[start]

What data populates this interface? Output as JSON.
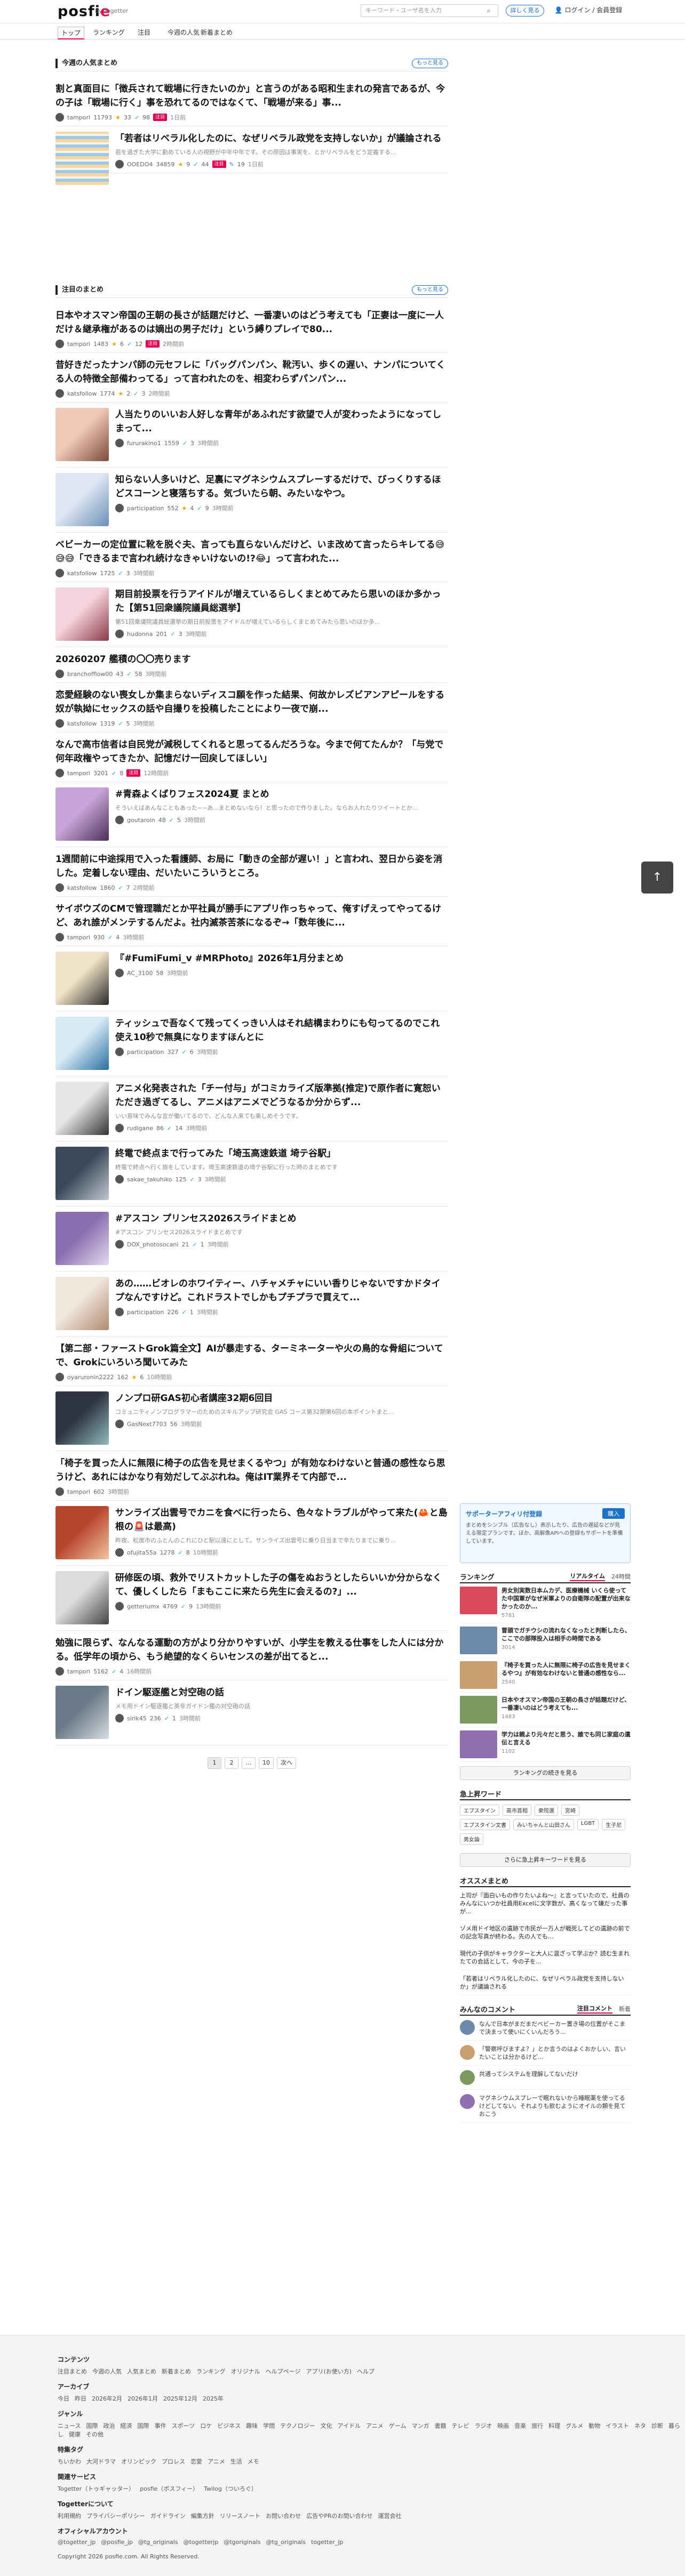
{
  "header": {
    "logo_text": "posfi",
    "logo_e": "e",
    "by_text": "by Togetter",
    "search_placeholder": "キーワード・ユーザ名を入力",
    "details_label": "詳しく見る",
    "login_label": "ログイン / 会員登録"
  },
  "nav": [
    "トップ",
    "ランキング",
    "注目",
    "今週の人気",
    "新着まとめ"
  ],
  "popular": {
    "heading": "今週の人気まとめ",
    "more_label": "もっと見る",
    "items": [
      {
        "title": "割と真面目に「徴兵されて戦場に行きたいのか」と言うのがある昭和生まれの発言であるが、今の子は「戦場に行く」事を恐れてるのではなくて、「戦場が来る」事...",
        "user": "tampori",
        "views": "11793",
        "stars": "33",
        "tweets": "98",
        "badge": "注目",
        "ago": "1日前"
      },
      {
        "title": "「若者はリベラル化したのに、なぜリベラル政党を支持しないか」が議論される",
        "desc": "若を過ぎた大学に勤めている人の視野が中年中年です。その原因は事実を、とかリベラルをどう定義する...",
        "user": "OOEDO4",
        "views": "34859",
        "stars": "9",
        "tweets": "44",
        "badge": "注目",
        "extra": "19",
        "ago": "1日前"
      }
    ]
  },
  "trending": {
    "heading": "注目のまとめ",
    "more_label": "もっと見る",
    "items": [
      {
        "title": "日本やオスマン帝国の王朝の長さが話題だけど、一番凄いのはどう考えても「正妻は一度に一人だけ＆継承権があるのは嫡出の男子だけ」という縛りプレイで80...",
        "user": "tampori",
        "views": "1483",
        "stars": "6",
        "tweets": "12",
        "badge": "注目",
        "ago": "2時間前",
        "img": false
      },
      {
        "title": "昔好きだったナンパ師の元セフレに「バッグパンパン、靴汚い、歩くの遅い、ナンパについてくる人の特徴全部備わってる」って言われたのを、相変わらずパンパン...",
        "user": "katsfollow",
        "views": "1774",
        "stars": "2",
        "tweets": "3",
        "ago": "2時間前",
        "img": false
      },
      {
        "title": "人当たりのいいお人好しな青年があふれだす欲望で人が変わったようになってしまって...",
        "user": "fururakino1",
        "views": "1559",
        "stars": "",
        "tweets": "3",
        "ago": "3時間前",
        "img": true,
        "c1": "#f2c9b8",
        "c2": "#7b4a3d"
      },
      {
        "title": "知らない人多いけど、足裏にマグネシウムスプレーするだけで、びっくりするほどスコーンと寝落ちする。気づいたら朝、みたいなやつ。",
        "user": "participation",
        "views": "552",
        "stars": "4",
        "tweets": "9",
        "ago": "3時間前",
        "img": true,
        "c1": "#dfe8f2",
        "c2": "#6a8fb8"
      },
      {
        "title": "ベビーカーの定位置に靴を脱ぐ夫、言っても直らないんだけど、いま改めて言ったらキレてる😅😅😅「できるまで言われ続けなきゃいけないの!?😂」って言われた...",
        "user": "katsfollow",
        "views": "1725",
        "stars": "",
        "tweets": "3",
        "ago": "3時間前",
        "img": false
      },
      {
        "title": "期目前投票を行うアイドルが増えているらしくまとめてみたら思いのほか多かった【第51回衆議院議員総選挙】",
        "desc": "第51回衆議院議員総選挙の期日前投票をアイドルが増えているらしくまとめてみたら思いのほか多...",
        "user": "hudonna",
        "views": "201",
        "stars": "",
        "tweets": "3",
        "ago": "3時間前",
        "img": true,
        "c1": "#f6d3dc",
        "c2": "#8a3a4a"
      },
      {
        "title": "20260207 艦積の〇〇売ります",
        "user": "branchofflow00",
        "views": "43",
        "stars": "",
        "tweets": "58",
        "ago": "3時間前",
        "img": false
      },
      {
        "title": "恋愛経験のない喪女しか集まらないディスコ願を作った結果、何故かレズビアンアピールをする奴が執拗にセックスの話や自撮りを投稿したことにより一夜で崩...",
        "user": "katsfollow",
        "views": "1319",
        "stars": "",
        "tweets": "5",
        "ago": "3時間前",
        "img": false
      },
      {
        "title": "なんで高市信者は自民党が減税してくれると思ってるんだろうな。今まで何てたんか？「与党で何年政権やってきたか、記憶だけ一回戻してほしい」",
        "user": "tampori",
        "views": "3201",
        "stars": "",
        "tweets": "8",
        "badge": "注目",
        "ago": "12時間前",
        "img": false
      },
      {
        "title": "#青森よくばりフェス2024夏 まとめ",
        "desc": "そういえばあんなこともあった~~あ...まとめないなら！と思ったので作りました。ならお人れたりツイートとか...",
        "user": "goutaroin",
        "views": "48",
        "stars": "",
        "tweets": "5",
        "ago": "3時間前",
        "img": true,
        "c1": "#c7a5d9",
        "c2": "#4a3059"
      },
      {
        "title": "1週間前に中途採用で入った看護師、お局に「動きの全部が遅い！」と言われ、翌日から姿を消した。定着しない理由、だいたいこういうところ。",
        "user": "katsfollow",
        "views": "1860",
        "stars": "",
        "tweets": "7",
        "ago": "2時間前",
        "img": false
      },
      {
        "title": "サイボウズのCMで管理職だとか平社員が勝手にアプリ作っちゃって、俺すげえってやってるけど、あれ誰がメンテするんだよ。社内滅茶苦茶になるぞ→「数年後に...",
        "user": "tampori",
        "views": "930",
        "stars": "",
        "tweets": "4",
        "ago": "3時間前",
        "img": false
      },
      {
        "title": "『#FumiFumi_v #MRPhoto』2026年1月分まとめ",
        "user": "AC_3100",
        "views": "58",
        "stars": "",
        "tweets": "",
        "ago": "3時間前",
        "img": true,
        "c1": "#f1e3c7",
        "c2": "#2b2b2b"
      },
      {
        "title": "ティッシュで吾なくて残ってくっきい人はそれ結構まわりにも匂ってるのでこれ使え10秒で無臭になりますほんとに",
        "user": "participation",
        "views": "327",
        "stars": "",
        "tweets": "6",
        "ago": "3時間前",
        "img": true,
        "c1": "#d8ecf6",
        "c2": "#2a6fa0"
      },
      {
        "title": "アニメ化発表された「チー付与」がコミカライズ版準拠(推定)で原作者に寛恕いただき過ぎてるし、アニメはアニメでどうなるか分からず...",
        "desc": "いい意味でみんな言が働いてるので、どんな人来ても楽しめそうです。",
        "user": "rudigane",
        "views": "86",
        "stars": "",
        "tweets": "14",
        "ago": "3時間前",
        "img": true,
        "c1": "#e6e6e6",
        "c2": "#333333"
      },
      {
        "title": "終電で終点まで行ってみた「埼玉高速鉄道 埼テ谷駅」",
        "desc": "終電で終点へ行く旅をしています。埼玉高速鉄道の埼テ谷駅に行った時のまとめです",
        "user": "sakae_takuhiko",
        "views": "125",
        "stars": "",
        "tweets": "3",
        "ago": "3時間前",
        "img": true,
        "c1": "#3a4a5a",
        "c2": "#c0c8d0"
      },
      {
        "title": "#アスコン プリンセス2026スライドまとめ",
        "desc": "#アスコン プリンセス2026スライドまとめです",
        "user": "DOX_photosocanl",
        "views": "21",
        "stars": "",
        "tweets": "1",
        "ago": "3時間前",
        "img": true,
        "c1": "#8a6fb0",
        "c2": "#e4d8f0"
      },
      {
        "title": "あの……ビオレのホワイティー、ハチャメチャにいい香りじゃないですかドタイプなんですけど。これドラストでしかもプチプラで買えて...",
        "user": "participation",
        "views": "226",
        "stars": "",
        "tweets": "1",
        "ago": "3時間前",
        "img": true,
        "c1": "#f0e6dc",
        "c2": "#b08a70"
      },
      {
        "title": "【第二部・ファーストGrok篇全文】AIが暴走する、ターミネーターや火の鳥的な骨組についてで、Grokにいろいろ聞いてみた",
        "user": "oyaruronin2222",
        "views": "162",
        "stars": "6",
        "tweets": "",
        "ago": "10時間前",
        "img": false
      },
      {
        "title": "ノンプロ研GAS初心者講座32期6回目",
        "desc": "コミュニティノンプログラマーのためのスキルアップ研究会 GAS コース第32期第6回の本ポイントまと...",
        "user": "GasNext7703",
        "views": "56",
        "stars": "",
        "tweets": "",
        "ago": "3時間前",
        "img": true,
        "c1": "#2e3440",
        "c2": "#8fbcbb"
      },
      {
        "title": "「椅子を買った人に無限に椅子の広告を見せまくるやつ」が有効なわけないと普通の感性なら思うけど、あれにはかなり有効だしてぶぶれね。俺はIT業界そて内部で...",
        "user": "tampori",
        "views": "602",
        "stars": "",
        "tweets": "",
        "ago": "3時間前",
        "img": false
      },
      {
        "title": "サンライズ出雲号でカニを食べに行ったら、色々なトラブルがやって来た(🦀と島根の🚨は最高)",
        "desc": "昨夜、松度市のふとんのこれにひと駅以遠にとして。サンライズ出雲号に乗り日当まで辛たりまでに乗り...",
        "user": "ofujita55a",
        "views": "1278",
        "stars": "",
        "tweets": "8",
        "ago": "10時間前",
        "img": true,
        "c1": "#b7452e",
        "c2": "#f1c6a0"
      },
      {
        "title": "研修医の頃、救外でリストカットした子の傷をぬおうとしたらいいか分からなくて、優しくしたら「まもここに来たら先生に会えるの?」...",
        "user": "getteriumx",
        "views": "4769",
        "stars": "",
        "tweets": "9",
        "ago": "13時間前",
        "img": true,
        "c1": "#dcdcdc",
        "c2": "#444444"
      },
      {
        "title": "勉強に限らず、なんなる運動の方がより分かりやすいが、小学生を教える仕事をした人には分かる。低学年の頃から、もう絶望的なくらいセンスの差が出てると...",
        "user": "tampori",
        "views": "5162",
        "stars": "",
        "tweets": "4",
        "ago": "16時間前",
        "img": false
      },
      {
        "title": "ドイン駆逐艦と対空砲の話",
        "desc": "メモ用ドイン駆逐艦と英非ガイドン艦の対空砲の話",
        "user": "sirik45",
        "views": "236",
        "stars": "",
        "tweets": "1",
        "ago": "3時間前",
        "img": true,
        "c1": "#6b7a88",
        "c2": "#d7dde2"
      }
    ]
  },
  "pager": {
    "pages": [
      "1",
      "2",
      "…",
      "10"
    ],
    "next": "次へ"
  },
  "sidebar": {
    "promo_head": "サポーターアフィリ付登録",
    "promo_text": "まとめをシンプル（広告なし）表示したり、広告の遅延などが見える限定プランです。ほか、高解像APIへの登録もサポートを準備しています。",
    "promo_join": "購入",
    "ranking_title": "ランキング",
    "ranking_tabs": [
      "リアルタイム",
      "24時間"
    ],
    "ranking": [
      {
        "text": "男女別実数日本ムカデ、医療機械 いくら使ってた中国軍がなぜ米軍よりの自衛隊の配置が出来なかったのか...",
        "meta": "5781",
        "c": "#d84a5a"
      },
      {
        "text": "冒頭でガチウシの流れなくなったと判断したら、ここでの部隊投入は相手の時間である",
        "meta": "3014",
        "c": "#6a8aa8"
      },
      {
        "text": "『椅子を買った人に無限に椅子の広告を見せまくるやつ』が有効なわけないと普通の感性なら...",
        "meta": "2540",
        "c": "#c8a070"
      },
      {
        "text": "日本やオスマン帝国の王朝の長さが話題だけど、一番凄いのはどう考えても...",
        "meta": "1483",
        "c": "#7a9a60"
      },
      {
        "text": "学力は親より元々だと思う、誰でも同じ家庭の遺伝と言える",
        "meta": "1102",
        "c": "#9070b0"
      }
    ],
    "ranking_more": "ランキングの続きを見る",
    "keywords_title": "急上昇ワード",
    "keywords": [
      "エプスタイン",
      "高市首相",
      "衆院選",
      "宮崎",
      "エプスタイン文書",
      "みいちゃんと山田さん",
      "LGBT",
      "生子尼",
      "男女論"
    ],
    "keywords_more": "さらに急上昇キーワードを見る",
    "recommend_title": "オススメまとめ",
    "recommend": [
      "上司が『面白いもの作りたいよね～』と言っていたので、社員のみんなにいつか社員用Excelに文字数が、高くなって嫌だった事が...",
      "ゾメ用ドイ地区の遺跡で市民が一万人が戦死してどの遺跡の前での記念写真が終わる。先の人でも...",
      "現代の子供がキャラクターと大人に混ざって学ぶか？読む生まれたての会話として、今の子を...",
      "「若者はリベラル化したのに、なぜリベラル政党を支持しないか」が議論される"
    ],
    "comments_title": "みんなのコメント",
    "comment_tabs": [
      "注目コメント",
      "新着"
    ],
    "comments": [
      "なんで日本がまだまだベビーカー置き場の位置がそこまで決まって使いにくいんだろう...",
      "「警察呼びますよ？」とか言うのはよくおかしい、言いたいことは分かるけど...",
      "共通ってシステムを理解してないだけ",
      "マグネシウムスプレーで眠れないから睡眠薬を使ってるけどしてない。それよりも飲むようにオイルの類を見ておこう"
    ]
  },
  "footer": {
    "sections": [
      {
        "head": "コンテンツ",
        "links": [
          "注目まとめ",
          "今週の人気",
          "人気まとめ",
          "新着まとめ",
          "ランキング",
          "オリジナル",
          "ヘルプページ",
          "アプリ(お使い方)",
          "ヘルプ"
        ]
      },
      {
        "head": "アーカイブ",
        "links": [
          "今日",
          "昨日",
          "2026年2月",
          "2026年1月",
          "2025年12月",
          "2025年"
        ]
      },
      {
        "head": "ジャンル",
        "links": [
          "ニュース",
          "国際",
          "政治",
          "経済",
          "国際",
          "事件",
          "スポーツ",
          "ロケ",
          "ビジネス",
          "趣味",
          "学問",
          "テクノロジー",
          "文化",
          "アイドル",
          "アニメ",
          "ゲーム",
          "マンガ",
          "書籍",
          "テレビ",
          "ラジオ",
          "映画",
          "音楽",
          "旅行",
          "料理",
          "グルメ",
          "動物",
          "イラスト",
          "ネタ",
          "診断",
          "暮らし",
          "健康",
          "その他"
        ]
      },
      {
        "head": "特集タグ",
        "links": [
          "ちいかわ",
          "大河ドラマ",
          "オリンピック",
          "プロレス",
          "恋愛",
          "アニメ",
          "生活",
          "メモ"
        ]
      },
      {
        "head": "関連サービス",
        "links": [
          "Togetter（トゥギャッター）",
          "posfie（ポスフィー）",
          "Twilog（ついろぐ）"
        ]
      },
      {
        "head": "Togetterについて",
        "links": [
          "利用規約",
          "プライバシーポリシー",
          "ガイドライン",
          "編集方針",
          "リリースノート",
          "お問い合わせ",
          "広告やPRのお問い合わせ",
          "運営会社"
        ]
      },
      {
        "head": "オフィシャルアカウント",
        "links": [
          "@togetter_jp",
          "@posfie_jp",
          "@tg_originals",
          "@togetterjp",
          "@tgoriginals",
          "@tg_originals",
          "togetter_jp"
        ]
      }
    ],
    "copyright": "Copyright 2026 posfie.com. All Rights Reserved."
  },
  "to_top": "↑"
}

[end]
[start]

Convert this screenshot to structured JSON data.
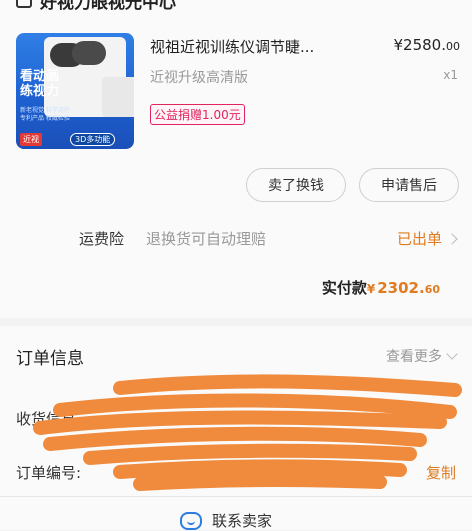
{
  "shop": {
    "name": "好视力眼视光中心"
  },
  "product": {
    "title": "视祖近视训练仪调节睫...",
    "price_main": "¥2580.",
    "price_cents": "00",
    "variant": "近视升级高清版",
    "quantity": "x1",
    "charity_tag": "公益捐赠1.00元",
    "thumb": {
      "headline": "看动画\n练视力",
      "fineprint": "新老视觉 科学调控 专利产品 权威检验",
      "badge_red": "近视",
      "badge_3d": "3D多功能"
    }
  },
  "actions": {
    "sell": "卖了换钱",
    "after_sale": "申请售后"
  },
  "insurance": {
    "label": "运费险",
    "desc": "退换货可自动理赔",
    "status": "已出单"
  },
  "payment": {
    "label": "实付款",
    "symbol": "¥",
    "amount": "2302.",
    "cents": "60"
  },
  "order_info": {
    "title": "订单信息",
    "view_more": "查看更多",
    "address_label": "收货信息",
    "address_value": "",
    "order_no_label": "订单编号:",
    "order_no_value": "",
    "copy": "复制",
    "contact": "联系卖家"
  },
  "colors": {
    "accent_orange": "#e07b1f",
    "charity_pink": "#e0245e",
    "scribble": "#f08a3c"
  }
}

[end]
[start]

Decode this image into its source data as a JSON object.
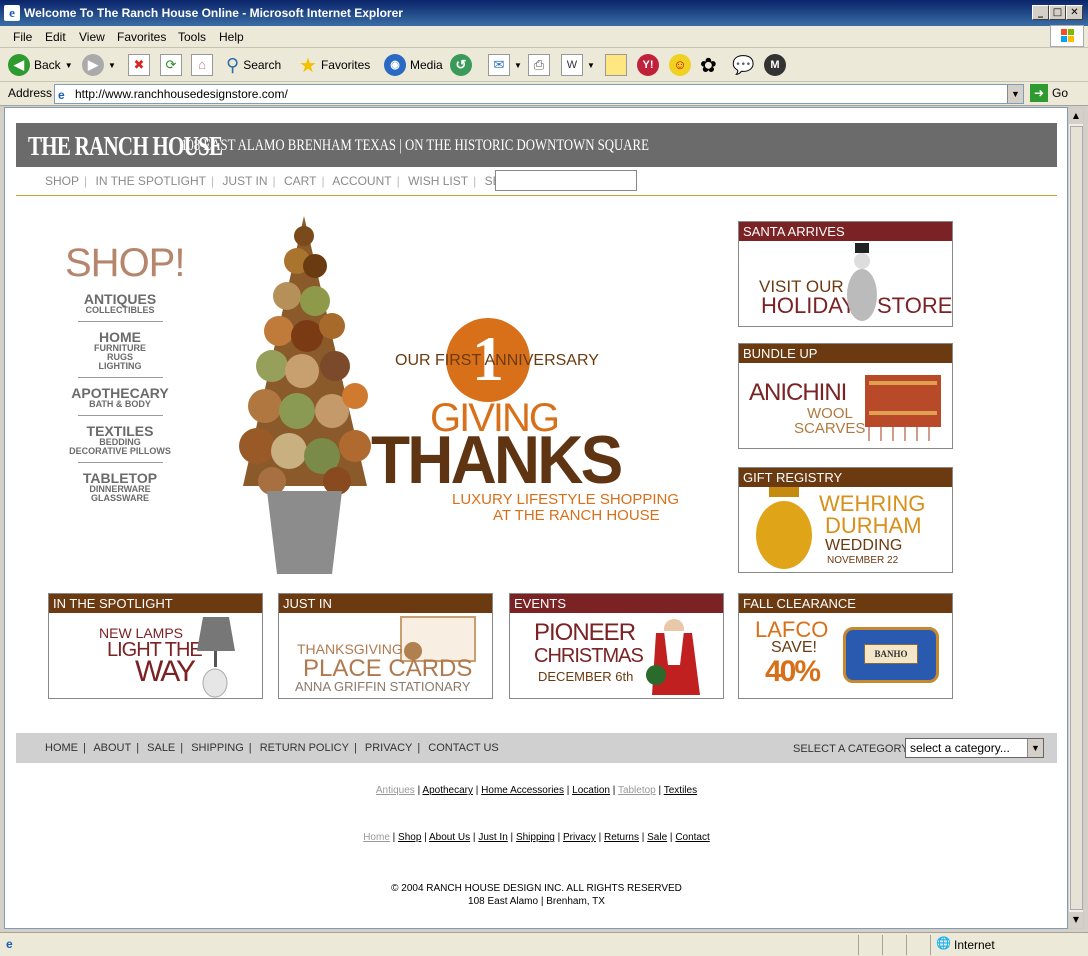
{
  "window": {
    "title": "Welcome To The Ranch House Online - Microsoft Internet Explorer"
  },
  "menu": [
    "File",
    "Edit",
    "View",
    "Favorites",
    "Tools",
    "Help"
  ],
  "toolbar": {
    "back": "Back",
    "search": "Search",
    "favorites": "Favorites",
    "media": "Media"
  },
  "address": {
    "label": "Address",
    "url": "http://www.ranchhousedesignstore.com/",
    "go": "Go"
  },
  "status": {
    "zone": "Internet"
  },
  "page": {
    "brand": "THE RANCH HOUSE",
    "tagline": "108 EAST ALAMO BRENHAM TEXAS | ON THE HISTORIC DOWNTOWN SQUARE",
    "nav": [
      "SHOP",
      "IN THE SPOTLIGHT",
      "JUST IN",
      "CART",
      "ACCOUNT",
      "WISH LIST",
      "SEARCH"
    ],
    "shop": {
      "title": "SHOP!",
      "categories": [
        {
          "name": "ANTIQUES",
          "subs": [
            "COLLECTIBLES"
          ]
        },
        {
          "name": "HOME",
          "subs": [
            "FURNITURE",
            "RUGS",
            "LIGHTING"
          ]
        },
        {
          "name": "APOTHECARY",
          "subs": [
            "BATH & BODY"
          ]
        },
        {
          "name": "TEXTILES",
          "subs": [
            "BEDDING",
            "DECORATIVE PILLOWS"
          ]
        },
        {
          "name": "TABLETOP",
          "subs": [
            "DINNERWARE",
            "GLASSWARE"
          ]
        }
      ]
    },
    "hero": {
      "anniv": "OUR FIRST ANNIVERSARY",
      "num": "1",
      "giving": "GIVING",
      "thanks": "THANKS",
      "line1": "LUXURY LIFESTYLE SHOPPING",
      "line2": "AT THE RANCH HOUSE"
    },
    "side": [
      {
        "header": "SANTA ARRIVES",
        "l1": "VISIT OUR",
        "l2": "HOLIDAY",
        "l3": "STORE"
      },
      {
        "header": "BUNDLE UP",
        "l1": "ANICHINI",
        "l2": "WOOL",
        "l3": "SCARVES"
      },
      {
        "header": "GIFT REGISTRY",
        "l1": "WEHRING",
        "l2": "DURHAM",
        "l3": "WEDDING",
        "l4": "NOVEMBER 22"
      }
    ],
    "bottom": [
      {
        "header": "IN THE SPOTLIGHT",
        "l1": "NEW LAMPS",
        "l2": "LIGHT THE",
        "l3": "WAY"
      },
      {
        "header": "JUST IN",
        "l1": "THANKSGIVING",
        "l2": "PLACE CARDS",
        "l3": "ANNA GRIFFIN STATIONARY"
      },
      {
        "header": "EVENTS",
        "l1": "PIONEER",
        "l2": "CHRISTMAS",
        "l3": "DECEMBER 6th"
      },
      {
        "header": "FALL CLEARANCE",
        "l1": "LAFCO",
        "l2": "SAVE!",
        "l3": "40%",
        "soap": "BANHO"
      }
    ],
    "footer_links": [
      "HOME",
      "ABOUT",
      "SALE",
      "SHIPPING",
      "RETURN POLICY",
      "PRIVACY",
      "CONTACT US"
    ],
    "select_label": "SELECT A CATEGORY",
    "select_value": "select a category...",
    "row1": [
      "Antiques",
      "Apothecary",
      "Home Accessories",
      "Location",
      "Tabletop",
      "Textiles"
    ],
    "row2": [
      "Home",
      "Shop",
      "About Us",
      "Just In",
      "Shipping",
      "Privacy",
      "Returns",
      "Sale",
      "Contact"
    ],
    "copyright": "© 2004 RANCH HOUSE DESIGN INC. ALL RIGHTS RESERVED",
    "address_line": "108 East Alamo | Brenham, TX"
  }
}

[end]

Instructions to follow -
Each line that has the word "meta" should be copied.

Task solution -
        "meta": "5781",
        "meta": "3014",
        "meta": "2540",
        "meta": "1483",
        "meta": "1102",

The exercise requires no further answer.